> Document text:
Saturday, April 8, 2023

Ceyda Torun / ‘I made a love letter to the city and the cats’




‘I made a love letter to the city and the cats’


Street cats have roamed Istanbul for centuries. As a film starring some of them opens, director Ceyda Torun explains why the likes of ‘Psycho’ and ‘Hustler’ are so at home there

Kathryn Bromwich
Sunday 18 June 2017 07.30 BST

F
ilm-maker Ceyda Torun grew up in Istanbul until the age of 11 and is now based in Los Angeles. Her feature-length documentary debut Kedi (Turkish for “cat”) is about seven of the street cats that roam Istanbul. They are cared for collectively by the community in exchange for mouse catching, affection and “good energy”. Each cat has a distinct personality: Sari, “the Hustler”, is a tabby who inventively seeks out food for her kittens; Psikopat, “the Psycho”, is a fierce black and white cat with a strong sense of territory; Gamsiz, “the Player”, is a resourceful short-haired who has charmed the neighbourhood baker with his moxie.

A surprise box-office hit (the film has made more than $2.7m in the US), Kedi has a 97% rating on Rotten Tomatoes and was described by IndieWire as “the Citizen Kane of cat documentaries”.
What did growing up with street cats add to your childhood?
I was a happy-to-be-alone kind of child and the cats were companions in the heavily imaginary little world I would create in our back yard. I learned a lot from them, about my own strength, my own physical capabilities. One cat came into my life when I was seven; she stayed on and kept giving birth to kittens and I took care of them. She’d walk on the top of a wall and I’d walk behind her and I’d do all these things I may not have had the courage to do without her. I also learned about companionship and setting boundaries – cats definitely set boundaries for you.

How did you decide to make a film about Istanbul’s cats?
I’ve been working in narrative films for the past 15 and 20 years and had no intention of making a documentary. But a few years ago, my cinematographer and producing partner Charlie [Wuppermann] and I decided this was a good excuse to spend a few months in Istanbul, where my entire family is. We know that people are fascinated by the cats in Istanbul – whenever non-Turkish friends come to visit they comment on the uniqueness of the situation.

With help from local film-makers we found cats in hammams, museums, mosques… We had about 35 cat stories and in the end filmed 19 of them, because of course cats don’t always show up where they’re supposed to. And I had a very clear rule: if we approached the cat and she didn’t want to be filmed, we left; if she stuck around that meant she was giving us permission to shoot.
Director Ceyda Torun in Istanbul.
Pinterest
 ‘We have a lot of “cat daddies”’: director Ceyda Torun in Istanbul. Photograph: Selçuk Şamiloğlu
Why are there so many street cats in the city?
There are a few reasons. There’s the historical factors – that cats have been in this geography for so long. We interviewed a veterinary zoologist who showed us a cat skeleton that had been found while building the new tunnel under the Bosphorus. It was from 3,500 years ago and had a break in the thigh bone that could only have healed like that if a human had wrapped its leg. So his theory was that this relationship – tending to cats and cats helping us fend off mice – goes back to at least then.

> Data records:

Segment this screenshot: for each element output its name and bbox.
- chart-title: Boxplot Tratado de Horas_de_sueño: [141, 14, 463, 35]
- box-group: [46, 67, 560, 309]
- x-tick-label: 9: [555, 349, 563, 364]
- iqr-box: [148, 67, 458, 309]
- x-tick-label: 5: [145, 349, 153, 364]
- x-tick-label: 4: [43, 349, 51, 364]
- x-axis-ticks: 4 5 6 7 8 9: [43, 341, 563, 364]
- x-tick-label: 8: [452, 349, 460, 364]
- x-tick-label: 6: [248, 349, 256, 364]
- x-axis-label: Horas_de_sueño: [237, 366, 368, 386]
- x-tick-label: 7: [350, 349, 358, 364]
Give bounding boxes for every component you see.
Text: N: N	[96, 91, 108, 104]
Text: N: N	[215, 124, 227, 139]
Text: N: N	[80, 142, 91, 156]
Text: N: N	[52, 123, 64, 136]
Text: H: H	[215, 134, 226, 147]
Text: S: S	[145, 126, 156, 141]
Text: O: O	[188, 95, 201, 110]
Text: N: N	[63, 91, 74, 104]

> Exercise details:
Decide whether each statement agrees with the interview about Istanbul's street cats, answering yes or no and quoting the deciding words of the interview. 1. Ceyda Torun lived in Istanbul until she was 11. 2. The film crew shot every one of the cat stories they had gathered. 3. The cat skeleton found during construction of the Bosphorus tunnel dated from 3,500 years ago.

> Output:
1. Yes: "grew up in Istanbul until the age of 11"
2. No: "We had about 35 cat stories and in the end filmed 19 of them"
3. Yes: "It was from 3,500 years ago"